— Exercise prompt —
Every line of the listing must be reproduced as it stands. Leave the images behind.

— Records —
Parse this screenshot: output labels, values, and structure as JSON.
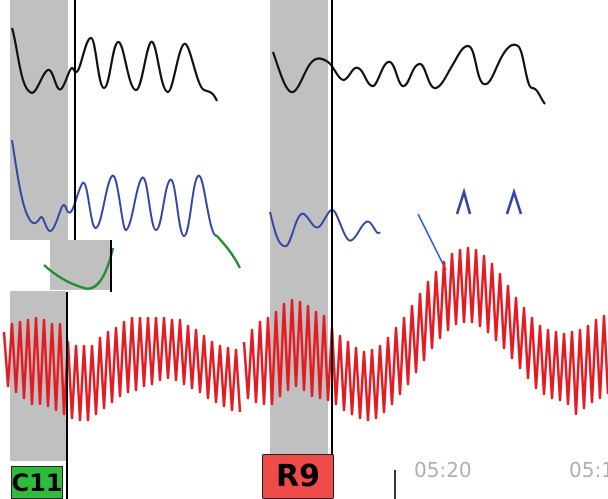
{
  "colors": {
    "background": "#ffffff",
    "shade": "#c0c0c0",
    "cursor": "#000000",
    "trace_black": "#111111",
    "trace_blue": "#3346a8",
    "trace_green": "#1f8f2a",
    "trace_red": "#e31b23",
    "pointer_line": "#2a5bd7",
    "badge_left_bg": "#2ebd3b",
    "badge_right_bg": "#ef4c49",
    "time_label": "#b0b0b0"
  },
  "markers": {
    "left_label": "C11",
    "right_label": "R9"
  },
  "time_labels": [
    "05:20",
    "05:1"
  ]
}
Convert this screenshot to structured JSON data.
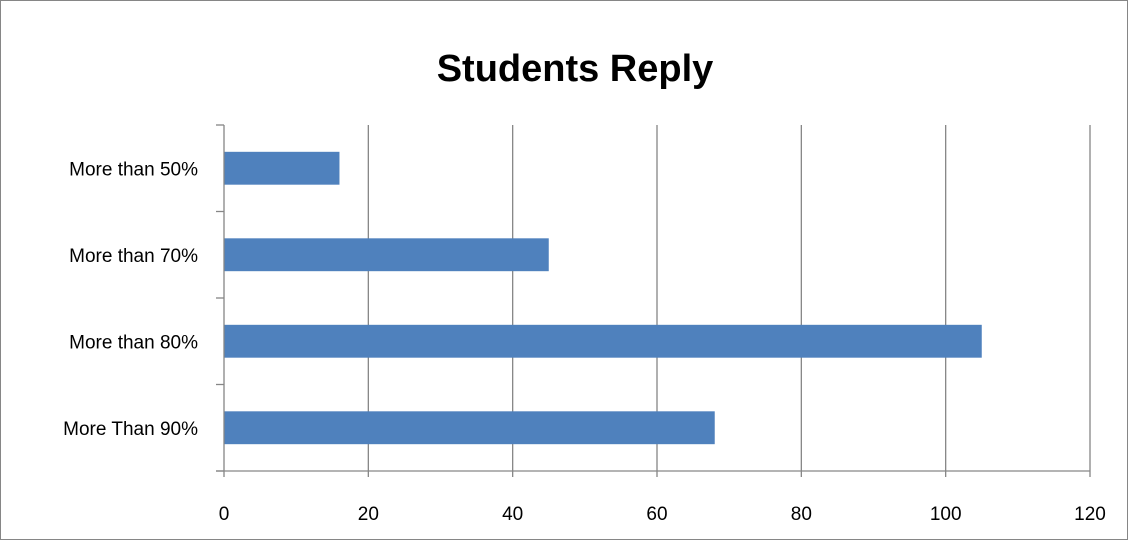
{
  "chart_data": {
    "type": "bar",
    "orientation": "horizontal",
    "title": "Students Reply",
    "categories": [
      "More than 50%",
      "More than 70%",
      "More than 80%",
      "More Than 90%"
    ],
    "values": [
      16,
      45,
      105,
      68
    ],
    "xlim": [
      0,
      120
    ],
    "x_ticks": [
      0,
      20,
      40,
      60,
      80,
      100,
      120
    ],
    "grid": "vertical",
    "legend": "none",
    "bar_color": "#4F81BD",
    "grid_color": "#868686"
  }
}
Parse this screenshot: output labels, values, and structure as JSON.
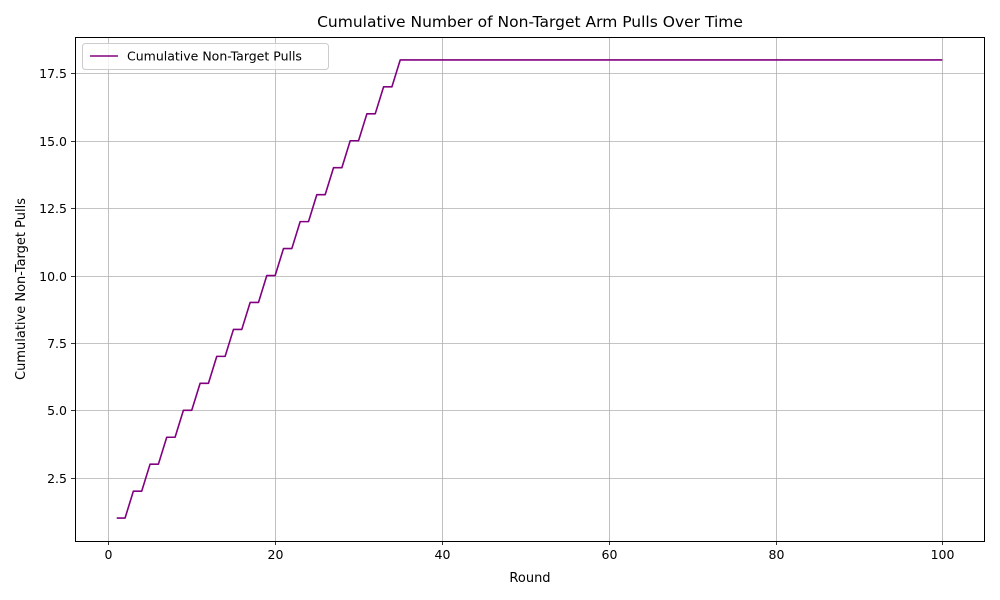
{
  "chart_data": {
    "type": "line",
    "title": "Cumulative Number of Non-Target Arm Pulls Over Time",
    "xlabel": "Round",
    "ylabel": "Cumulative Non-Target Pulls",
    "xlim": [
      -4,
      105
    ],
    "ylim": [
      0.15,
      18.85
    ],
    "xticks": [
      0,
      20,
      40,
      60,
      80,
      100
    ],
    "xtick_labels": [
      "0",
      "20",
      "40",
      "60",
      "80",
      "100"
    ],
    "yticks": [
      2.5,
      5.0,
      7.5,
      10.0,
      12.5,
      15.0,
      17.5
    ],
    "ytick_labels": [
      "2.5",
      "5.0",
      "7.5",
      "10.0",
      "12.5",
      "15.0",
      "17.5"
    ],
    "grid": true,
    "legend_position": "top-left",
    "series": [
      {
        "name": "Cumulative Non-Target Pulls",
        "color": "#800080",
        "x": [
          1,
          2,
          3,
          4,
          5,
          6,
          7,
          8,
          9,
          10,
          11,
          12,
          13,
          14,
          15,
          16,
          17,
          18,
          19,
          20,
          21,
          22,
          23,
          24,
          25,
          26,
          27,
          28,
          29,
          30,
          31,
          32,
          33,
          34,
          35,
          36,
          37,
          38,
          39,
          40,
          41,
          42,
          43,
          44,
          45,
          46,
          47,
          48,
          49,
          50,
          51,
          52,
          53,
          54,
          55,
          56,
          57,
          58,
          59,
          60,
          61,
          62,
          63,
          64,
          65,
          66,
          67,
          68,
          69,
          70,
          71,
          72,
          73,
          74,
          75,
          76,
          77,
          78,
          79,
          80,
          81,
          82,
          83,
          84,
          85,
          86,
          87,
          88,
          89,
          90,
          91,
          92,
          93,
          94,
          95,
          96,
          97,
          98,
          99,
          100
        ],
        "y": [
          1,
          1,
          2,
          2,
          3,
          3,
          4,
          4,
          5,
          5,
          6,
          6,
          7,
          7,
          8,
          8,
          9,
          9,
          10,
          10,
          11,
          11,
          12,
          12,
          13,
          13,
          14,
          14,
          15,
          15,
          16,
          16,
          17,
          17,
          18,
          18,
          18,
          18,
          18,
          18,
          18,
          18,
          18,
          18,
          18,
          18,
          18,
          18,
          18,
          18,
          18,
          18,
          18,
          18,
          18,
          18,
          18,
          18,
          18,
          18,
          18,
          18,
          18,
          18,
          18,
          18,
          18,
          18,
          18,
          18,
          18,
          18,
          18,
          18,
          18,
          18,
          18,
          18,
          18,
          18,
          18,
          18,
          18,
          18,
          18,
          18,
          18,
          18,
          18,
          18,
          18,
          18,
          18,
          18,
          18,
          18,
          18,
          18,
          18,
          18
        ]
      }
    ]
  }
}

— Full solution —
Parse this screenshot: output labels, values, and structure as JSON.
{
  "colors": {
    "background": "#ffffff",
    "shade": "#c0c0c0",
    "cursor": "#000000",
    "trace_black": "#111111",
    "trace_blue": "#3346a8",
    "trace_green": "#1f8f2a",
    "trace_red": "#e31b23",
    "pointer_line": "#2a5bd7",
    "badge_left_bg": "#2ebd3b",
    "badge_right_bg": "#ef4c49",
    "time_label": "#b0b0b0"
  },
  "markers": {
    "left_label": "C11",
    "right_label": "R9"
  },
  "time_labels": [
    "05:20",
    "05:1"
  ]
}
Convert this screenshot to structured JSON data.
{
  "chart_data": {
    "type": "bar",
    "orientation": "horizontal",
    "title": "Students Reply",
    "categories": [
      "More than 50%",
      "More than 70%",
      "More than 80%",
      "More Than 90%"
    ],
    "values": [
      16,
      45,
      105,
      68
    ],
    "xlim": [
      0,
      120
    ],
    "x_ticks": [
      0,
      20,
      40,
      60,
      80,
      100,
      120
    ],
    "grid": "vertical",
    "legend": "none",
    "bar_color": "#4F81BD",
    "grid_color": "#868686"
  }
}
Parse this screenshot: output labels, values, and structure as JSON.
{
  "chart_data": {
    "type": "line",
    "title": "Cumulative Number of Non-Target Arm Pulls Over Time",
    "xlabel": "Round",
    "ylabel": "Cumulative Non-Target Pulls",
    "xlim": [
      -4,
      105
    ],
    "ylim": [
      0.15,
      18.85
    ],
    "xticks": [
      0,
      20,
      40,
      60,
      80,
      100
    ],
    "xtick_labels": [
      "0",
      "20",
      "40",
      "60",
      "80",
      "100"
    ],
    "yticks": [
      2.5,
      5.0,
      7.5,
      10.0,
      12.5,
      15.0,
      17.5
    ],
    "ytick_labels": [
      "2.5",
      "5.0",
      "7.5",
      "10.0",
      "12.5",
      "15.0",
      "17.5"
    ],
    "grid": true,
    "legend_position": "top-left",
    "series": [
      {
        "name": "Cumulative Non-Target Pulls",
        "color": "#800080",
        "x": [
          1,
          2,
          3,
          4,
          5,
          6,
          7,
          8,
          9,
          10,
          11,
          12,
          13,
          14,
          15,
          16,
          17,
          18,
          19,
          20,
          21,
          22,
          23,
          24,
          25,
          26,
          27,
          28,
          29,
          30,
          31,
          32,
          33,
          34,
          35,
          36,
          37,
          38,
          39,
          40,
          41,
          42,
          43,
          44,
          45,
          46,
          47,
          48,
          49,
          50,
          51,
          52,
          53,
          54,
          55,
          56,
          57,
          58,
          59,
          60,
          61,
          62,
          63,
          64,
          65,
          66,
          67,
          68,
          69,
          70,
          71,
          72,
          73,
          74,
          75,
          76,
          77,
          78,
          79,
          80,
          81,
          82,
          83,
          84,
          85,
          86,
          87,
          88,
          89,
          90,
          91,
          92,
          93,
          94,
          95,
          96,
          97,
          98,
          99,
          100
        ],
        "y": [
          1,
          1,
          2,
          2,
          3,
          3,
          4,
          4,
          5,
          5,
          6,
          6,
          7,
          7,
          8,
          8,
          9,
          9,
          10,
          10,
          11,
          11,
          12,
          12,
          13,
          13,
          14,
          14,
          15,
          15,
          16,
          16,
          17,
          17,
          18,
          18,
          18,
          18,
          18,
          18,
          18,
          18,
          18,
          18,
          18,
          18,
          18,
          18,
          18,
          18,
          18,
          18,
          18,
          18,
          18,
          18,
          18,
          18,
          18,
          18,
          18,
          18,
          18,
          18,
          18,
          18,
          18,
          18,
          18,
          18,
          18,
          18,
          18,
          18,
          18,
          18,
          18,
          18,
          18,
          18,
          18,
          18,
          18,
          18,
          18,
          18,
          18,
          18,
          18,
          18,
          18,
          18,
          18,
          18,
          18,
          18,
          18,
          18,
          18,
          18
        ]
      }
    ]
  }
}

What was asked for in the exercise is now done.